> **Data shown**:
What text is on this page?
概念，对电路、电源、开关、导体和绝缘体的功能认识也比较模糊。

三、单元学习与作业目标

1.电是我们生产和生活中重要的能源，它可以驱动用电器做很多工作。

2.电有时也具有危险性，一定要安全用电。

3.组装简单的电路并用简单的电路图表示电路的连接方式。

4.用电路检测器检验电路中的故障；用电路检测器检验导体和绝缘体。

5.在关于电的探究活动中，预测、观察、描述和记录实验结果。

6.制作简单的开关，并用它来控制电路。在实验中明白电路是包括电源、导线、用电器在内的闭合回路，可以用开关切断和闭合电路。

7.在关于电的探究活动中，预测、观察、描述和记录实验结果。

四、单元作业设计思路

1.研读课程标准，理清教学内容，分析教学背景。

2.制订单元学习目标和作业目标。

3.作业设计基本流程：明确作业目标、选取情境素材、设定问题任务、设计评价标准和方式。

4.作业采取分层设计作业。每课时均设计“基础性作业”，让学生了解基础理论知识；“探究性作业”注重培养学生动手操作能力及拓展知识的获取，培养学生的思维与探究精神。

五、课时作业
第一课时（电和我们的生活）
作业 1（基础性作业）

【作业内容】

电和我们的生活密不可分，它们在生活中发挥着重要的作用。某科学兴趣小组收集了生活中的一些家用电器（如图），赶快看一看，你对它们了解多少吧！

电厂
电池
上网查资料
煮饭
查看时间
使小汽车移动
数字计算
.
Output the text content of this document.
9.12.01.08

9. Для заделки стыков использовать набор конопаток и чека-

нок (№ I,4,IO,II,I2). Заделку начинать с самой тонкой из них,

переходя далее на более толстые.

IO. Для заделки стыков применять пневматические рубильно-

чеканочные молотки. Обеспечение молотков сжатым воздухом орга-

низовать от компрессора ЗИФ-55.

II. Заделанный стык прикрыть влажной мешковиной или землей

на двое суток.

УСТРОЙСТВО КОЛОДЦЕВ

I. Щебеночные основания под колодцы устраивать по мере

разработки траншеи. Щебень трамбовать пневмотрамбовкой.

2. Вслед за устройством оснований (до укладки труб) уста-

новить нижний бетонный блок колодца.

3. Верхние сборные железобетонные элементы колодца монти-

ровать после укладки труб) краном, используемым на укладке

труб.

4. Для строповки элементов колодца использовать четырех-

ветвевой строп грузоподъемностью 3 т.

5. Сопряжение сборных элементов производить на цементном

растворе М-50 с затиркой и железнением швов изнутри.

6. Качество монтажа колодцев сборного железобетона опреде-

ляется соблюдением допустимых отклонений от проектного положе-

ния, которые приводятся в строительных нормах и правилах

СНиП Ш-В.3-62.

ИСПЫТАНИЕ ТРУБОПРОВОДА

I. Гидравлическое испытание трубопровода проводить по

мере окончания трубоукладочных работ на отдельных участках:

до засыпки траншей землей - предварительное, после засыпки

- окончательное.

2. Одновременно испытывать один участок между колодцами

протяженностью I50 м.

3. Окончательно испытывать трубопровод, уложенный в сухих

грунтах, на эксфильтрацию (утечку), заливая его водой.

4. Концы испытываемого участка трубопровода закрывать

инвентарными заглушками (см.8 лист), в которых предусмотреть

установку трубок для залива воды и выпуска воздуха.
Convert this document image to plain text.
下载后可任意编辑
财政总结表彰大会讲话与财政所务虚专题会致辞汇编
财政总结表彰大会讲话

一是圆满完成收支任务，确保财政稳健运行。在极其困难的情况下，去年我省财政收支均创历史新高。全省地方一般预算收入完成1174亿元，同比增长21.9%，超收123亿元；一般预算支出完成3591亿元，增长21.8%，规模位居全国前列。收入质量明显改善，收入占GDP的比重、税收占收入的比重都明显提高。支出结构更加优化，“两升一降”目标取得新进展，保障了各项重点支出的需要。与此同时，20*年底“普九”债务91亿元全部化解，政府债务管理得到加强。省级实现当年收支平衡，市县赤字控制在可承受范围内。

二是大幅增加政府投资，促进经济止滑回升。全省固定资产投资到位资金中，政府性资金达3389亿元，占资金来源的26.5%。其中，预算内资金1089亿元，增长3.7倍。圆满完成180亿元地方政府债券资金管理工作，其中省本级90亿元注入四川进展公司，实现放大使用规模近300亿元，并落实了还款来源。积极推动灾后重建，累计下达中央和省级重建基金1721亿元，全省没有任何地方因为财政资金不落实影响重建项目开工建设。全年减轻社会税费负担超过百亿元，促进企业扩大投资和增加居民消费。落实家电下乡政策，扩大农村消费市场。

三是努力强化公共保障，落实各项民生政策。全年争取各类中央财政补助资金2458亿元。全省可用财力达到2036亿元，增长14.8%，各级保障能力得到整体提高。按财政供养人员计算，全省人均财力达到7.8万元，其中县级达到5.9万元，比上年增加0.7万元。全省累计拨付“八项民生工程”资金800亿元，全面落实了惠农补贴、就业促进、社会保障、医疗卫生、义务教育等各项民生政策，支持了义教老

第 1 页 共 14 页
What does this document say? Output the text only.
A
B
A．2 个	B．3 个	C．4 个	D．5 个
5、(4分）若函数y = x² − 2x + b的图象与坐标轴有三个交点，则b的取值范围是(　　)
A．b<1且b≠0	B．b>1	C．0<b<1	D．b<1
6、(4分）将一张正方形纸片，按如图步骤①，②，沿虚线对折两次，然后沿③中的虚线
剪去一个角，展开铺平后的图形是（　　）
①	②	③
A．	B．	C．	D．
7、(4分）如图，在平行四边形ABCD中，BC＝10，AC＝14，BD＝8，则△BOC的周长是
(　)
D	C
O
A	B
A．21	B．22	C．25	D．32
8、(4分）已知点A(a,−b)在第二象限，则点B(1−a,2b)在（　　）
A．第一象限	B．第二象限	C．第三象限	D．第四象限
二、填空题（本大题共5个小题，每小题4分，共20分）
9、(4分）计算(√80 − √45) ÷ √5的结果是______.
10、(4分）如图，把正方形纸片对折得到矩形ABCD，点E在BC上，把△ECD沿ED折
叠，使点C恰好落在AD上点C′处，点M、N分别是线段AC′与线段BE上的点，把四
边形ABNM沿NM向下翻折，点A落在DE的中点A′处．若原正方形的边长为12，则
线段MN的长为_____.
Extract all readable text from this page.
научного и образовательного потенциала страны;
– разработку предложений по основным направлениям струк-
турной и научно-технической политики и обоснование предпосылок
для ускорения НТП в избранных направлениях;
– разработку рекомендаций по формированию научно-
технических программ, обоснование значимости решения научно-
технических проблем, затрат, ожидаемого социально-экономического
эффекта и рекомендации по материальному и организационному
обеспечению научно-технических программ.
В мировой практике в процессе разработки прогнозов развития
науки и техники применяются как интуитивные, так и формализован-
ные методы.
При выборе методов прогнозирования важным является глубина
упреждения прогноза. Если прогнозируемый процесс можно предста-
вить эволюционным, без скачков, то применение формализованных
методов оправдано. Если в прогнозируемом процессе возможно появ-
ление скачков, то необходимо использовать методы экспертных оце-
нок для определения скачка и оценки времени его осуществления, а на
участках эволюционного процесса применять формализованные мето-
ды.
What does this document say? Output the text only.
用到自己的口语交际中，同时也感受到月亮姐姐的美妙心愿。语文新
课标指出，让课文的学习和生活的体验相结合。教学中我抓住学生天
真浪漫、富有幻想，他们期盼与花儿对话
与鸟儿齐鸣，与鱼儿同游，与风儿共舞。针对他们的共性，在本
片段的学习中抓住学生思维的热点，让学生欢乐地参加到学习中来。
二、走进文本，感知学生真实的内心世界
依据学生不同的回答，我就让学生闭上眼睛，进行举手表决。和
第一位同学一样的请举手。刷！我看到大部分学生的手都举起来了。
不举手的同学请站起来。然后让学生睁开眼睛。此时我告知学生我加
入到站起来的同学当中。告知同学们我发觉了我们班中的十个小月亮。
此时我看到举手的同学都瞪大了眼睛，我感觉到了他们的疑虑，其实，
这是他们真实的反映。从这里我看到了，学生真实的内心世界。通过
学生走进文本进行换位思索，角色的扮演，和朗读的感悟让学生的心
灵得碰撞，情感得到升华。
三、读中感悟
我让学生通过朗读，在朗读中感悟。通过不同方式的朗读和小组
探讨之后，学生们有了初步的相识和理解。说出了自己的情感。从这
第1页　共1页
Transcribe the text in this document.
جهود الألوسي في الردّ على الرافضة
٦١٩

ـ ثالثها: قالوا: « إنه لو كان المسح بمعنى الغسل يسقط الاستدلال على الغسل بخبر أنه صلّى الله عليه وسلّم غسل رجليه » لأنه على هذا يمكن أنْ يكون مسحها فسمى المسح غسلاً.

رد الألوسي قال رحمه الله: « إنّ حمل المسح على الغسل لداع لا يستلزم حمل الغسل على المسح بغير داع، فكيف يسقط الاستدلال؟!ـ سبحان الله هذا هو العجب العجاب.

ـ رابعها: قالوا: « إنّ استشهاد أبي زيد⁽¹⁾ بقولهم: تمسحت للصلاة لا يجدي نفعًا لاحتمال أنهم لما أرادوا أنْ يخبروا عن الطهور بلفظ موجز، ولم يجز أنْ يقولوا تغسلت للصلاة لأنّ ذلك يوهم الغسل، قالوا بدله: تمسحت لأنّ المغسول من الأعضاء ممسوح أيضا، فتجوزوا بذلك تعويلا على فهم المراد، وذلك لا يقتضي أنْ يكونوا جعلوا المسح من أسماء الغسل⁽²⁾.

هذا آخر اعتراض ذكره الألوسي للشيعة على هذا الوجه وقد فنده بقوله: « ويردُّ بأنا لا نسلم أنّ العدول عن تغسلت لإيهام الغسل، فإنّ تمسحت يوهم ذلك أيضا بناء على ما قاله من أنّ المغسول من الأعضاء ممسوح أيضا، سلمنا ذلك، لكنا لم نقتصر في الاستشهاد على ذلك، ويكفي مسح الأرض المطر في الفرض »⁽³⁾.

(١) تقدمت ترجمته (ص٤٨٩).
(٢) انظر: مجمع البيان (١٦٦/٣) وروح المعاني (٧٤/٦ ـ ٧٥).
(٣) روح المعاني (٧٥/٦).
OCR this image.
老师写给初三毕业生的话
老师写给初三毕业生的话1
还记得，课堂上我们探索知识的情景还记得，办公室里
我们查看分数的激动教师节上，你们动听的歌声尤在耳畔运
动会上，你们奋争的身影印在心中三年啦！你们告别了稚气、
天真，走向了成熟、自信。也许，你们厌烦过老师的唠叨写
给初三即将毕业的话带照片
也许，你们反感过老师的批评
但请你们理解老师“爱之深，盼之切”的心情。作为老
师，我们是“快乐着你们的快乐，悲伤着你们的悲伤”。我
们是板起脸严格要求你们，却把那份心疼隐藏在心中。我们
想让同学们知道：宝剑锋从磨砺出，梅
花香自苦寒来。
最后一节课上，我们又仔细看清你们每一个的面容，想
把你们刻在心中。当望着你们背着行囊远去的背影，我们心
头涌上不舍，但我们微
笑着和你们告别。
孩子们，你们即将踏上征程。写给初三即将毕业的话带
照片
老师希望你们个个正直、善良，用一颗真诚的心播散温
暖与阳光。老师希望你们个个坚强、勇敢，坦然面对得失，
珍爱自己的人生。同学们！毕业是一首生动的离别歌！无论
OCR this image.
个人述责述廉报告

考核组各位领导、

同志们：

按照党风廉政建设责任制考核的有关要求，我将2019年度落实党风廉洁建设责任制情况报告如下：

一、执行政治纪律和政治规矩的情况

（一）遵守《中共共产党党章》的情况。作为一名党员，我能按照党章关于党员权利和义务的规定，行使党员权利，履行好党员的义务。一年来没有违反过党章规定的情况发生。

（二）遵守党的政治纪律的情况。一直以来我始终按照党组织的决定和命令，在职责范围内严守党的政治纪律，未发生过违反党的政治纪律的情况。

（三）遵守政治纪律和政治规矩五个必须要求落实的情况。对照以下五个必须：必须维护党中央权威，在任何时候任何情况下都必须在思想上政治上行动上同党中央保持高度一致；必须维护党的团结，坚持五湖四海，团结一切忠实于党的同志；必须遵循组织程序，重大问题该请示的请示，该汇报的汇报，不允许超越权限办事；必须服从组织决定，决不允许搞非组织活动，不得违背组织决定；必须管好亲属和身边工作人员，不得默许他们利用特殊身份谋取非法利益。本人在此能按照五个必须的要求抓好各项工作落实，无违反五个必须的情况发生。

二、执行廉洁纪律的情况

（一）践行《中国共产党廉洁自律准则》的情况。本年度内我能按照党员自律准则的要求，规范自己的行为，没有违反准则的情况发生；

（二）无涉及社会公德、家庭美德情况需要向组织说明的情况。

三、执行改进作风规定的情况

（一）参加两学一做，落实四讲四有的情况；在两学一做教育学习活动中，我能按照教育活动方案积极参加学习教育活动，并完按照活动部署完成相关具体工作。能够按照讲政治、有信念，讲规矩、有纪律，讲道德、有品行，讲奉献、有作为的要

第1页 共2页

> **Exercise aim**: Which lines contain the word "разработку"? Copy each one.

> **Answer to this task**:
– разработку предложений по основным направлениям струк-
– разработку рекомендаций по формированию научно-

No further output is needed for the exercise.